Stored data
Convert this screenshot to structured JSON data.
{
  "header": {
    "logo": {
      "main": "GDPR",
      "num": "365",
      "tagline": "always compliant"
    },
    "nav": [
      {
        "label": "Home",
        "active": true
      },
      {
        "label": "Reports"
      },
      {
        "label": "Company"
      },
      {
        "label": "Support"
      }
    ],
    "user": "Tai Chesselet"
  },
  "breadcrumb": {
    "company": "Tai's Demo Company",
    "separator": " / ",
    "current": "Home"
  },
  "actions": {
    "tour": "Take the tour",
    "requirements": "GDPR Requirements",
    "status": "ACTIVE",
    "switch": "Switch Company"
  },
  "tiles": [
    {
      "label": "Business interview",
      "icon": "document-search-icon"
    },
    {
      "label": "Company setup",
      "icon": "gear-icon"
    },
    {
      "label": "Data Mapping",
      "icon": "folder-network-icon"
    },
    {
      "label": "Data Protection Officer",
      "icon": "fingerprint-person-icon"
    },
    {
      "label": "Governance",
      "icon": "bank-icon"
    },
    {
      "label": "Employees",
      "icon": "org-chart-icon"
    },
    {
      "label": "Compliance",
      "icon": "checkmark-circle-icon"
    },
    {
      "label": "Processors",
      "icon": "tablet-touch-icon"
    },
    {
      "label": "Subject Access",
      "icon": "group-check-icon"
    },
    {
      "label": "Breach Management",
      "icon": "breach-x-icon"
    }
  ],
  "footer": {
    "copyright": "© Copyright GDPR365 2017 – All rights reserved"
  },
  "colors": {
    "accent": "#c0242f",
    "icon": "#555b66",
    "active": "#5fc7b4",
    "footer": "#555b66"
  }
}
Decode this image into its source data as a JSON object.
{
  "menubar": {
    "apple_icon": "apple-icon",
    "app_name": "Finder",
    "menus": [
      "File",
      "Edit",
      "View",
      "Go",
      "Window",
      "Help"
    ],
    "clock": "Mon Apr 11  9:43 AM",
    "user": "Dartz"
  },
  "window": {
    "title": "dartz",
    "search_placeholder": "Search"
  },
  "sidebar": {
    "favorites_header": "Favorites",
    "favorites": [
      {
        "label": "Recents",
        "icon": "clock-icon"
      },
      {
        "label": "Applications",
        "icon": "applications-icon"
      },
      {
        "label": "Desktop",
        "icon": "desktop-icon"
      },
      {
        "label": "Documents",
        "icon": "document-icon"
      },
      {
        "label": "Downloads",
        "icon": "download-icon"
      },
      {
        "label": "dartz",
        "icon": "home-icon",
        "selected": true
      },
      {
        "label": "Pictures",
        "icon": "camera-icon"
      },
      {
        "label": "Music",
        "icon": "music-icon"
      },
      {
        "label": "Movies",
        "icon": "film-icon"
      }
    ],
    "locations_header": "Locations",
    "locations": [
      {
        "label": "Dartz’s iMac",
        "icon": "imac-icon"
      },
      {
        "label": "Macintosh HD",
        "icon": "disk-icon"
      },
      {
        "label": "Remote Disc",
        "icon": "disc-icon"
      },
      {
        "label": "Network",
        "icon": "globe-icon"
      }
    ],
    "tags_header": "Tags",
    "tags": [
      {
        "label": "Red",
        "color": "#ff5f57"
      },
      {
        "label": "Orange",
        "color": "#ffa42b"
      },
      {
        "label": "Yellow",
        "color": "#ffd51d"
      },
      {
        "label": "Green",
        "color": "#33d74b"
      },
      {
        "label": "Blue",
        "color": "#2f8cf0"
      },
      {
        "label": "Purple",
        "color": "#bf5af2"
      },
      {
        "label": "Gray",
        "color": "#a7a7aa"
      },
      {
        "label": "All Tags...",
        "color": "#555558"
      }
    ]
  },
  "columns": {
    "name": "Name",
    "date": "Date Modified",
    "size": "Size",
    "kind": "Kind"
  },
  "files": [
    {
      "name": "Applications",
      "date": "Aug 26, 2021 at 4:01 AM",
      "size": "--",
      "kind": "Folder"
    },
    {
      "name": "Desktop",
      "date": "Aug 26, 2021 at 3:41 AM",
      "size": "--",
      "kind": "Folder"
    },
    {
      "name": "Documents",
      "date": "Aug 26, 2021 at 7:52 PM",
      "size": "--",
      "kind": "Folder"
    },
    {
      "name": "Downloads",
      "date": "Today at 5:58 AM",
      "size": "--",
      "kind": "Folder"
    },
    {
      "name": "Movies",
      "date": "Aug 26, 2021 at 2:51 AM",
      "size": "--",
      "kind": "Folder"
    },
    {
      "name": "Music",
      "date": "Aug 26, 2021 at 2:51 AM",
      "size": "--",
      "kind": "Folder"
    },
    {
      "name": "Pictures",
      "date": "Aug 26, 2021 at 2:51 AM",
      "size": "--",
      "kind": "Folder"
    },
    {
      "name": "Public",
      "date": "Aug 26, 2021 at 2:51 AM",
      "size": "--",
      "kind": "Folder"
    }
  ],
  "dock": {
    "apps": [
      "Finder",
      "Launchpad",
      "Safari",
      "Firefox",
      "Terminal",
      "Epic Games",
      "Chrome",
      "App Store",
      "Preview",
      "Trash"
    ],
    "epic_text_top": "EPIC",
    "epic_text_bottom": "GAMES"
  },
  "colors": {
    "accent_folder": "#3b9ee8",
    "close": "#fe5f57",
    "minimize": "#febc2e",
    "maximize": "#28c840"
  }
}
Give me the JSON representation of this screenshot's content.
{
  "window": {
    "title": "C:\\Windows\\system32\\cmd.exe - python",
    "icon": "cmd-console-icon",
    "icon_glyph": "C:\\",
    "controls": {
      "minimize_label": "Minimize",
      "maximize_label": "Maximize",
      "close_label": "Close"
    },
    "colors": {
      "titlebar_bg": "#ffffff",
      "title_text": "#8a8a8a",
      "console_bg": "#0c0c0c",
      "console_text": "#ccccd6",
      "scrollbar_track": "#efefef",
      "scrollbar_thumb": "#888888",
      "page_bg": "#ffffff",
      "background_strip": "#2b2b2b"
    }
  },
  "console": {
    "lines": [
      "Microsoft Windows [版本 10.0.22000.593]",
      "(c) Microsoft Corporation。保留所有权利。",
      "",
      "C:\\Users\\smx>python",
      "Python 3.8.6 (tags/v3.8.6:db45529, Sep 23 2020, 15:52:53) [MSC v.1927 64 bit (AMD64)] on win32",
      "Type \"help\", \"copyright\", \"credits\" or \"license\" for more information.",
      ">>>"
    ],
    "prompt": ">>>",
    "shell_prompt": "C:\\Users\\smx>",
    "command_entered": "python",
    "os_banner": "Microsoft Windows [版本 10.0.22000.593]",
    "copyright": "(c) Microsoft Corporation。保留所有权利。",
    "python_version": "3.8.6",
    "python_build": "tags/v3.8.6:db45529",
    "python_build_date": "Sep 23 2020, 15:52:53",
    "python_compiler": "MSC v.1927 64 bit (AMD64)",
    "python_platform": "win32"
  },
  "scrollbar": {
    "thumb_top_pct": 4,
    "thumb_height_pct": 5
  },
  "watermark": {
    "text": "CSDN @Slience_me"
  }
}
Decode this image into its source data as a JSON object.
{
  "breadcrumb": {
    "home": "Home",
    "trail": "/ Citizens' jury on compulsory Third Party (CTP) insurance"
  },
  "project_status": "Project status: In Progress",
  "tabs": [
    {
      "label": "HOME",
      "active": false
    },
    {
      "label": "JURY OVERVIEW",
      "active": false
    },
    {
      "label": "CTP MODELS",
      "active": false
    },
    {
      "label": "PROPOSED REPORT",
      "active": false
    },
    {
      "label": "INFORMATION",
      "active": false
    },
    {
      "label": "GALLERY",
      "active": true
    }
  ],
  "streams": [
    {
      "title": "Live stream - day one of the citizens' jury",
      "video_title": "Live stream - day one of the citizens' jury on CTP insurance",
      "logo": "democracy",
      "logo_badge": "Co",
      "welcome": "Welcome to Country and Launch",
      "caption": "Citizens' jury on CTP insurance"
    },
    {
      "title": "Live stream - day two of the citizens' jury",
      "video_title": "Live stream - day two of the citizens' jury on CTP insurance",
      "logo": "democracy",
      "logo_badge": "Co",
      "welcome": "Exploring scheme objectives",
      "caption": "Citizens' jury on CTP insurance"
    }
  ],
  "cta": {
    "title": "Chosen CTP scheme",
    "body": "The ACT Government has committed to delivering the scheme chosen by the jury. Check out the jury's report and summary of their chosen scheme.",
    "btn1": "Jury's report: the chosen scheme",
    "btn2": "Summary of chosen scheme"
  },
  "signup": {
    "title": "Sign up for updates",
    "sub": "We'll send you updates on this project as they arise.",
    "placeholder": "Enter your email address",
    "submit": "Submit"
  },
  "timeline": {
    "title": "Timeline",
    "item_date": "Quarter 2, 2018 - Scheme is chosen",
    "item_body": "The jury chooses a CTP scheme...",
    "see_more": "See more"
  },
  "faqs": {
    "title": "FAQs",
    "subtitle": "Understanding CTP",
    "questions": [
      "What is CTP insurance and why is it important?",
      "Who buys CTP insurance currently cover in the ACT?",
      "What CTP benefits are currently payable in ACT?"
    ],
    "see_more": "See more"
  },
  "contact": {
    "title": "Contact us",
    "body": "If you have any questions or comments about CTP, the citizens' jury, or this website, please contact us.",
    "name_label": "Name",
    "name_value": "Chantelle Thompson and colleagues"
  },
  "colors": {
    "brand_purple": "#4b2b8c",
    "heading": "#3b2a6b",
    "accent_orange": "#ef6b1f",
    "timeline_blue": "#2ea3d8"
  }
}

EXERCISE: From the entries above, copy out every line where the string "What" appears.

THE OUTPUT:
      "What is CTP insurance and why is it important?",
      "What CTP benefits are currently payable in ACT?"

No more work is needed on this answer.